═══ Given data ═══
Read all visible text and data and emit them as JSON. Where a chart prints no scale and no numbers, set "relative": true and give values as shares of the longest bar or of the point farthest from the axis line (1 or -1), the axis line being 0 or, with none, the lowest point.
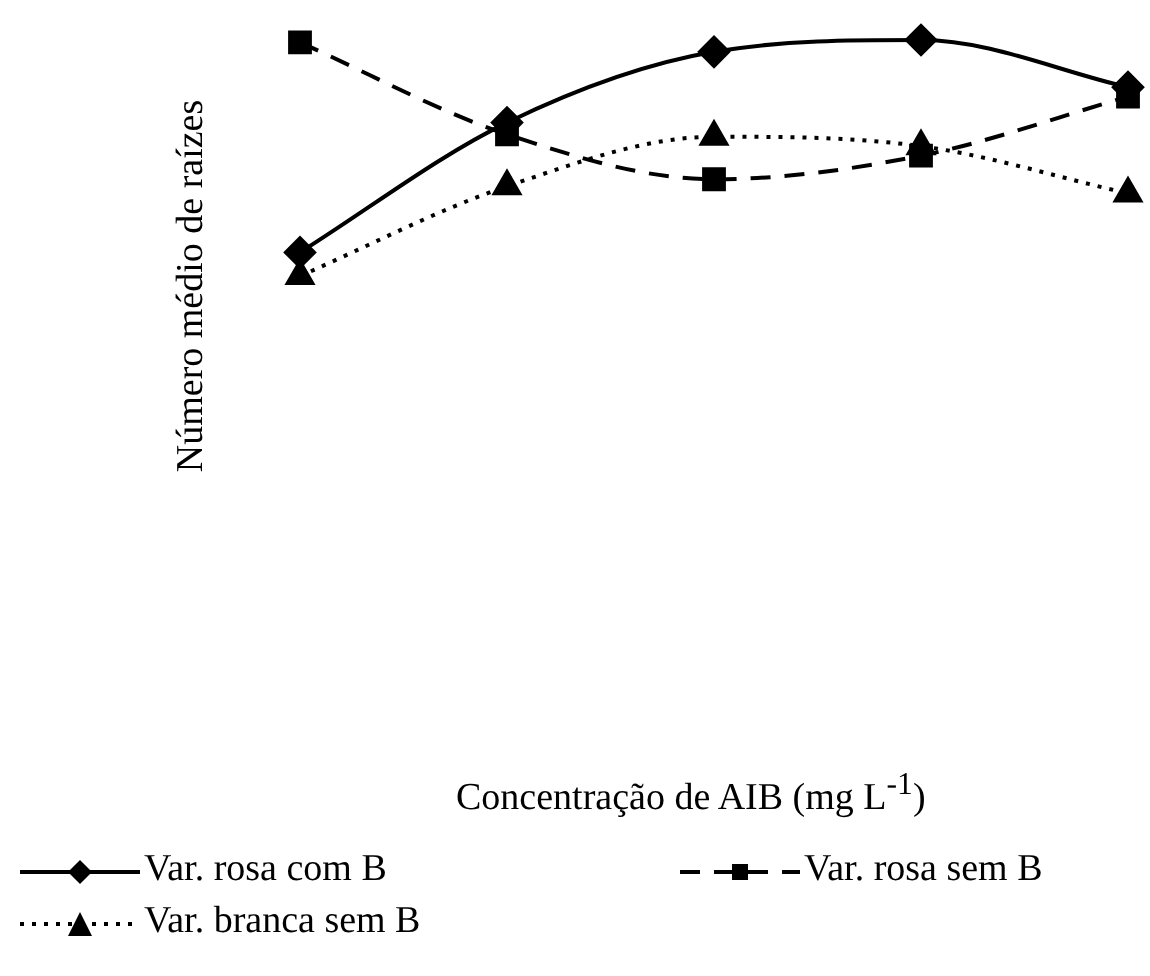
{
  "chart_data": {
    "type": "line",
    "relative": true,
    "annotations": [
      "Concentração de AIB (mg L$^{-1}$)"
    ],
    "ylabel": "Número médio de raízes",
    "categories": [
      null,
      null,
      null,
      null,
      null
    ],
    "legend": "bottom",
    "series": [
      {
        "name": "Var. rosa com B",
        "color": "#000000",
        "marker": "diamond",
        "line_style": "solid",
        "values": [
          0.1,
          0.65,
          0.95,
          1.0,
          0.8
        ]
      },
      {
        "name": "Var. rosa sem B",
        "color": "#000000",
        "marker": "square",
        "line_style": "dashed",
        "values": [
          0.99,
          0.6,
          0.41,
          0.51,
          0.76
        ]
      },
      {
        "name": "Var. branca sem B",
        "color": "#000000",
        "marker": "triangle",
        "line_style": "dotted",
        "values": [
          0,
          0.38,
          0.59,
          0.55,
          0.35
        ]
      }
    ]
  }
}
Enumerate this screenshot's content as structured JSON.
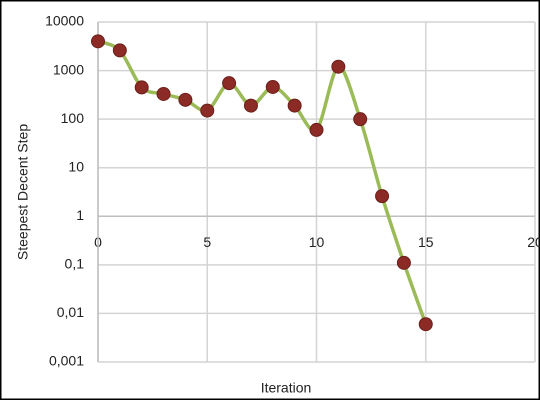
{
  "chart_data": {
    "type": "line",
    "x_label": "Iteration",
    "y_label": "Steepest Decent Step",
    "x": [
      0,
      1,
      2,
      3,
      4,
      5,
      6,
      7,
      8,
      9,
      10,
      11,
      12,
      13,
      14,
      15
    ],
    "series": [
      {
        "color": "#9bbb59",
        "marker_color": "#8c2b25",
        "values": [
          4000,
          2600,
          450,
          330,
          250,
          150,
          550,
          190,
          460,
          190,
          60,
          1200,
          100,
          2.6,
          0.11,
          0.006
        ]
      }
    ],
    "xlim": [
      0,
      20
    ],
    "xticks": [
      0,
      5,
      10,
      15,
      20
    ],
    "ylim": [
      0.001,
      10000
    ],
    "yticks": [
      {
        "value": 0.001,
        "label": "0,001"
      },
      {
        "value": 0.01,
        "label": "0,01"
      },
      {
        "value": 0.1,
        "label": "0,1"
      },
      1,
      10,
      100,
      1000,
      10000
    ],
    "y_log": true,
    "x_axis_crosses": 1,
    "grid": true
  }
}
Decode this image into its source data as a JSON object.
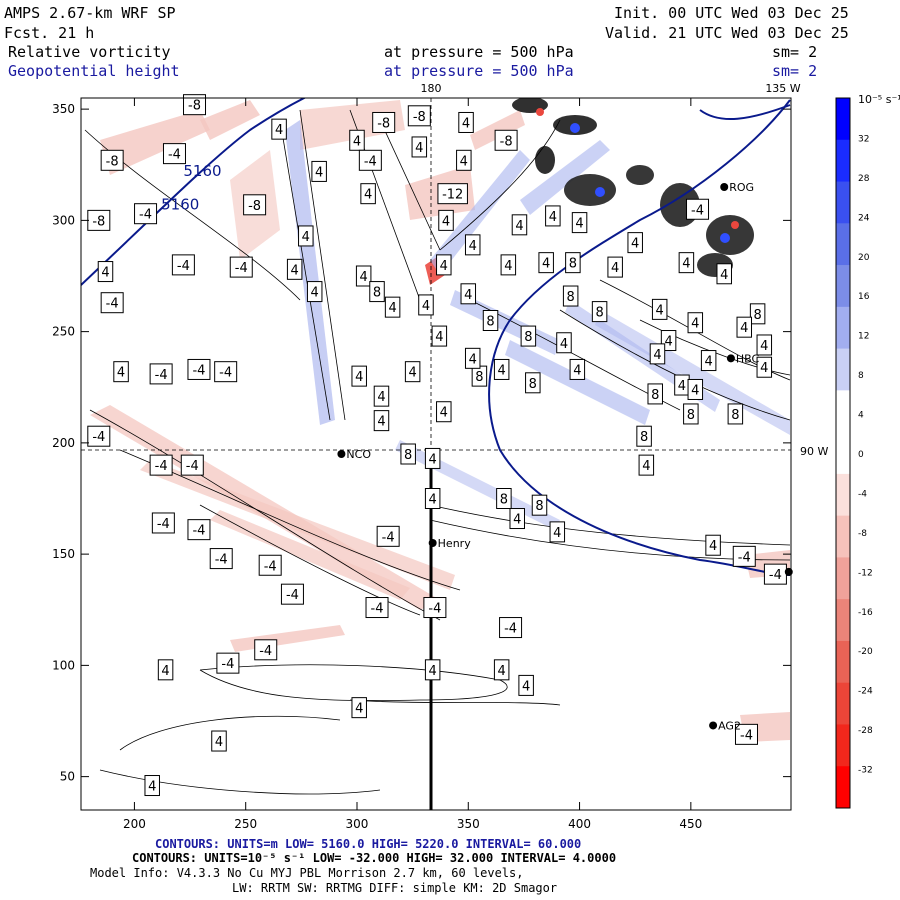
{
  "header": {
    "model": "AMPS 2.67-km WRF SP",
    "fcst": "Fcst.    21 h",
    "init": "Init. 00 UTC Wed 03 Dec 25",
    "valid": "Valid. 21 UTC Wed 03 Dec 25",
    "field1_name": "Relative vorticity",
    "field1_level": "at pressure =  500 hPa",
    "field1_sm": "sm= 2",
    "field2_name": "Geopotential height",
    "field2_level": "at pressure =  500 hPa",
    "field2_sm": "sm= 2"
  },
  "map": {
    "lon_label_top_180": "180",
    "lon_label_top_135": "135 W",
    "lon_label_right_90": "90 W",
    "x_ticks": [
      "200",
      "250",
      "300",
      "350",
      "400",
      "450"
    ],
    "y_ticks": [
      "350",
      "300",
      "250",
      "200",
      "150",
      "100",
      "50"
    ],
    "x_tick_values": [
      200,
      250,
      300,
      350,
      400,
      450
    ],
    "y_tick_values": [
      350,
      300,
      250,
      200,
      150,
      100,
      50
    ],
    "x_range": [
      176,
      495
    ],
    "y_range": [
      35,
      355
    ],
    "stations": [
      {
        "name": "ROG",
        "x": 465,
        "y": 315
      },
      {
        "name": "HBC",
        "x": 468,
        "y": 238
      },
      {
        "name": "NCO",
        "x": 293,
        "y": 195
      },
      {
        "name": "Henry",
        "x": 334,
        "y": 155
      },
      {
        "name": "AG2",
        "x": 460,
        "y": 73
      },
      {
        "name": "",
        "x": 494,
        "y": 142
      }
    ],
    "height_labels": [
      {
        "text": "5160",
        "x": 222,
        "y": 320
      },
      {
        "text": "5160",
        "x": 212,
        "y": 305
      }
    ],
    "vort_labels": [
      {
        "text": "-8",
        "x": 190,
        "y": 327
      },
      {
        "text": "-4",
        "x": 218,
        "y": 330
      },
      {
        "text": "-8",
        "x": 227,
        "y": 352
      },
      {
        "text": "-8",
        "x": 184,
        "y": 300
      },
      {
        "text": "-4",
        "x": 205,
        "y": 303
      },
      {
        "text": "-8",
        "x": 254,
        "y": 307
      },
      {
        "text": "4",
        "x": 265,
        "y": 341
      },
      {
        "text": "-8",
        "x": 312,
        "y": 344
      },
      {
        "text": "-8",
        "x": 328,
        "y": 347
      },
      {
        "text": "4",
        "x": 300,
        "y": 336
      },
      {
        "text": "-4",
        "x": 306,
        "y": 327
      },
      {
        "text": "4",
        "x": 328,
        "y": 333
      },
      {
        "text": "4",
        "x": 349,
        "y": 344
      },
      {
        "text": "-8",
        "x": 367,
        "y": 336
      },
      {
        "text": "4",
        "x": 348,
        "y": 327
      },
      {
        "text": "-12",
        "x": 343,
        "y": 312
      },
      {
        "text": "4",
        "x": 305,
        "y": 312
      },
      {
        "text": "4",
        "x": 283,
        "y": 322
      },
      {
        "text": "4",
        "x": 277,
        "y": 293
      },
      {
        "text": "-4",
        "x": 222,
        "y": 280
      },
      {
        "text": "-4",
        "x": 248,
        "y": 279
      },
      {
        "text": "4",
        "x": 187,
        "y": 277
      },
      {
        "text": "-4",
        "x": 190,
        "y": 263
      },
      {
        "text": "4",
        "x": 272,
        "y": 278
      },
      {
        "text": "4",
        "x": 281,
        "y": 268
      },
      {
        "text": "4",
        "x": 303,
        "y": 275
      },
      {
        "text": "8",
        "x": 309,
        "y": 268
      },
      {
        "text": "4",
        "x": 339,
        "y": 280
      },
      {
        "text": "4",
        "x": 350,
        "y": 267
      },
      {
        "text": "4",
        "x": 316,
        "y": 261
      },
      {
        "text": "4",
        "x": 331,
        "y": 262
      },
      {
        "text": "4",
        "x": 340,
        "y": 300
      },
      {
        "text": "4",
        "x": 352,
        "y": 289
      },
      {
        "text": "4",
        "x": 373,
        "y": 298
      },
      {
        "text": "4",
        "x": 388,
        "y": 302
      },
      {
        "text": "4",
        "x": 385,
        "y": 281
      },
      {
        "text": "4",
        "x": 368,
        "y": 280
      },
      {
        "text": "8",
        "x": 397,
        "y": 281
      },
      {
        "text": "4",
        "x": 400,
        "y": 299
      },
      {
        "text": "4",
        "x": 416,
        "y": 279
      },
      {
        "text": "4",
        "x": 425,
        "y": 290
      },
      {
        "text": "-4",
        "x": 453,
        "y": 305
      },
      {
        "text": "4",
        "x": 448,
        "y": 281
      },
      {
        "text": "4",
        "x": 465,
        "y": 276
      },
      {
        "text": "8",
        "x": 396,
        "y": 266
      },
      {
        "text": "8",
        "x": 409,
        "y": 259
      },
      {
        "text": "4",
        "x": 436,
        "y": 260
      },
      {
        "text": "4",
        "x": 452,
        "y": 254
      },
      {
        "text": "4",
        "x": 440,
        "y": 246
      },
      {
        "text": "8",
        "x": 480,
        "y": 258
      },
      {
        "text": "4",
        "x": 474,
        "y": 252
      },
      {
        "text": "4",
        "x": 458,
        "y": 237
      },
      {
        "text": "4",
        "x": 435,
        "y": 240
      },
      {
        "text": "4",
        "x": 483,
        "y": 244
      },
      {
        "text": "4",
        "x": 483,
        "y": 234
      },
      {
        "text": "8",
        "x": 360,
        "y": 255
      },
      {
        "text": "8",
        "x": 377,
        "y": 248
      },
      {
        "text": "4",
        "x": 393,
        "y": 245
      },
      {
        "text": "8",
        "x": 355,
        "y": 230
      },
      {
        "text": "8",
        "x": 379,
        "y": 227
      },
      {
        "text": "4",
        "x": 365,
        "y": 233
      },
      {
        "text": "4",
        "x": 399,
        "y": 233
      },
      {
        "text": "4",
        "x": 446,
        "y": 226
      },
      {
        "text": "8",
        "x": 434,
        "y": 222
      },
      {
        "text": "8",
        "x": 450,
        "y": 213
      },
      {
        "text": "8",
        "x": 470,
        "y": 213
      },
      {
        "text": "8",
        "x": 429,
        "y": 203
      },
      {
        "text": "4",
        "x": 452,
        "y": 224
      },
      {
        "text": "4",
        "x": 430,
        "y": 190
      },
      {
        "text": "4",
        "x": 337,
        "y": 248
      },
      {
        "text": "4",
        "x": 352,
        "y": 238
      },
      {
        "text": "4",
        "x": 325,
        "y": 232
      },
      {
        "text": "4",
        "x": 311,
        "y": 221
      },
      {
        "text": "4",
        "x": 339,
        "y": 214
      },
      {
        "text": "4",
        "x": 311,
        "y": 210
      },
      {
        "text": "8",
        "x": 323,
        "y": 195
      },
      {
        "text": "4",
        "x": 334,
        "y": 193
      },
      {
        "text": "4",
        "x": 334,
        "y": 175
      },
      {
        "text": "8",
        "x": 366,
        "y": 175
      },
      {
        "text": "8",
        "x": 382,
        "y": 172
      },
      {
        "text": "4",
        "x": 372,
        "y": 166
      },
      {
        "text": "4",
        "x": 390,
        "y": 160
      },
      {
        "text": "4",
        "x": 460,
        "y": 154
      },
      {
        "text": "-4",
        "x": 474,
        "y": 149
      },
      {
        "text": "-4",
        "x": 488,
        "y": 141
      },
      {
        "text": "4",
        "x": 194,
        "y": 232
      },
      {
        "text": "-4",
        "x": 212,
        "y": 231
      },
      {
        "text": "-4",
        "x": 229,
        "y": 233
      },
      {
        "text": "-4",
        "x": 241,
        "y": 232
      },
      {
        "text": "4",
        "x": 301,
        "y": 230
      },
      {
        "text": "-4",
        "x": 184,
        "y": 203
      },
      {
        "text": "-4",
        "x": 212,
        "y": 190
      },
      {
        "text": "-4",
        "x": 226,
        "y": 190
      },
      {
        "text": "-4",
        "x": 213,
        "y": 164
      },
      {
        "text": "-4",
        "x": 229,
        "y": 161
      },
      {
        "text": "-4",
        "x": 239,
        "y": 148
      },
      {
        "text": "-4",
        "x": 261,
        "y": 145
      },
      {
        "text": "-4",
        "x": 271,
        "y": 132
      },
      {
        "text": "-4",
        "x": 314,
        "y": 158
      },
      {
        "text": "-4",
        "x": 309,
        "y": 126
      },
      {
        "text": "-4",
        "x": 335,
        "y": 126
      },
      {
        "text": "-4",
        "x": 369,
        "y": 117
      },
      {
        "text": "-4",
        "x": 259,
        "y": 107
      },
      {
        "text": "-4",
        "x": 242,
        "y": 101
      },
      {
        "text": "4",
        "x": 214,
        "y": 98
      },
      {
        "text": "4",
        "x": 334,
        "y": 98
      },
      {
        "text": "4",
        "x": 365,
        "y": 98
      },
      {
        "text": "4",
        "x": 376,
        "y": 91
      },
      {
        "text": "4",
        "x": 301,
        "y": 81
      },
      {
        "text": "4",
        "x": 238,
        "y": 66
      },
      {
        "text": "4",
        "x": 208,
        "y": 46
      },
      {
        "text": "-4",
        "x": 475,
        "y": 69
      }
    ]
  },
  "colorbar": {
    "unit_label": "10⁻⁵ s⁻¹",
    "levels": [
      "32",
      "28",
      "24",
      "20",
      "16",
      "12",
      "8",
      "4",
      "0",
      "-4",
      "-8",
      "-12",
      "-16",
      "-20",
      "-24",
      "-28",
      "-32"
    ],
    "colors": [
      "#0000ff",
      "#1a2cff",
      "#3a50f0",
      "#5a6fe8",
      "#7c8de8",
      "#a2aef0",
      "#c9d0f5",
      "#ffffff",
      "#ffffff",
      "#fbe0dc",
      "#f6c2bb",
      "#f0a29a",
      "#eb8479",
      "#e96356",
      "#ec4538",
      "#f2271c",
      "#ff0000"
    ]
  },
  "footer": {
    "line1": "CONTOURS:  UNITS=m  LOW=  5160.0       HIGH=  5220.0       INTERVAL=   60.000",
    "line2": "CONTOURS:  UNITS=10⁻⁵ s⁻¹   LOW=  -32.000       HIGH=  32.000     INTERVAL=   4.0000",
    "line3": "Model Info: V4.3.3    No Cu    MYJ PBL   Morrison             2.7 km,  60 levels,",
    "line4": "LW: RRTM SW: RRTMG   DIFF: simple KM: 2D Smagor"
  },
  "colors": {
    "height_contour": "#0a1a8c",
    "positive_shade": "#a9b4ee",
    "negative_shade": "#f4c7c0",
    "strong_negative": "#e8342a",
    "strong_positive": "#1a3cff"
  }
}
═══
**Job**
In the listing, find each line with the string "CONTOURS" and copy it.

**Response for this exercise**
    "line1": "CONTOURS:  UNITS=m  LOW=  5160.0       HIGH=  5220.0       INTERVAL=   60.000",
    "line2": "CONTOURS:  UNITS=10⁻⁵ s⁻¹   LOW=  -32.000       HIGH=  32.000     INTERVAL=   4.0000",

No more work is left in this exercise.